§ Goal: Type the records out again in full, exactly.

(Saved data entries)
# # # # # # #

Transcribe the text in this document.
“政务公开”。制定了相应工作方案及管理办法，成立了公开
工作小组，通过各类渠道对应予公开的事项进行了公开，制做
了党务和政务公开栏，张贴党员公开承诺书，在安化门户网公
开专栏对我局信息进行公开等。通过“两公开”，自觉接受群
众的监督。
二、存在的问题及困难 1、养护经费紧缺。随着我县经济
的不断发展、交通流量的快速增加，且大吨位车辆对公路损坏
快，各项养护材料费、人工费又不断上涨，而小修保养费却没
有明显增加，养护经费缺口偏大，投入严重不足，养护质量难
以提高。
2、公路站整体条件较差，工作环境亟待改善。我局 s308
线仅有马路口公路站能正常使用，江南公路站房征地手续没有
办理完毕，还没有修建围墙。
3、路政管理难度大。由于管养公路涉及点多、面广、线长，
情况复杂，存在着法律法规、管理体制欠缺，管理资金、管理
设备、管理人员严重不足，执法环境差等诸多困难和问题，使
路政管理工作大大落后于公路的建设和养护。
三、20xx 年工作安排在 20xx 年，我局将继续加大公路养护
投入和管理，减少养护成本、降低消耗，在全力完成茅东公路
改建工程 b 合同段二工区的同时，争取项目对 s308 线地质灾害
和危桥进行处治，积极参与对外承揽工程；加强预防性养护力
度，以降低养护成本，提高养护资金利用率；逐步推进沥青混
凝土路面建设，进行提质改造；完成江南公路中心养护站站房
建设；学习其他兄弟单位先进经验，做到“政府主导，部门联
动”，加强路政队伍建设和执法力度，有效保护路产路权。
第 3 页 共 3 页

# # # # # # #

§ Answer in full:
Transcribe the text in this document.
“政务公开”。制定了相应工作方案及管理办法，成立了公开
工作小组，通过各类渠道对应予公开的事项进行了公开，制做
了党务和政务公开栏，张贴党员公开承诺书，在安化门户网公
开专栏对我局信息进行公开等。通过“两公开”，自觉接受群
众的监督。
二、存在的问题及困难 1、养护经费紧缺。随着我县经济
的不断发展、交通流量的快速增加，且大吨位车辆对公路损坏
快，各项养护材料费、人工费又不断上涨，而小修保养费却没
有明显增加，养护经费缺口偏大，投入严重不足，养护质量难
以提高。
2、公路站整体条件较差，工作环境亟待改善。我局 s308
线仅有马路口公路站能正常使用，江南公路站房征地手续没有
办理完毕，还没有修建围墙。
3、路政管理难度大。由于管养公路涉及点多、面广、线长，
情况复杂，存在着法律法规、管理体制欠缺，管理资金、管理
设备、管理人员严重不足，执法环境差等诸多困难和问题，使
路政管理工作大大落后于公路的建设和养护。
三、20xx 年工作安排在 20xx 年，我局将继续加大公路养护
投入和管理，减少养护成本、降低消耗，在全力完成茅东公路
改建工程 b 合同段二工区的同时，争取项目对 s308 线地质灾害
和危桥进行处治，积极参与对外承揽工程；加强预防性养护力
度，以降低养护成本，提高养护资金利用率；逐步推进沥青混
凝土路面建设，进行提质改造；完成江南公路中心养护站站房
建设；学习其他兄弟单位先进经验，做到“政府主导，部门联
动”，加强路政队伍建设和执法力度，有效保护路产路权。
第 3 页 共 3 页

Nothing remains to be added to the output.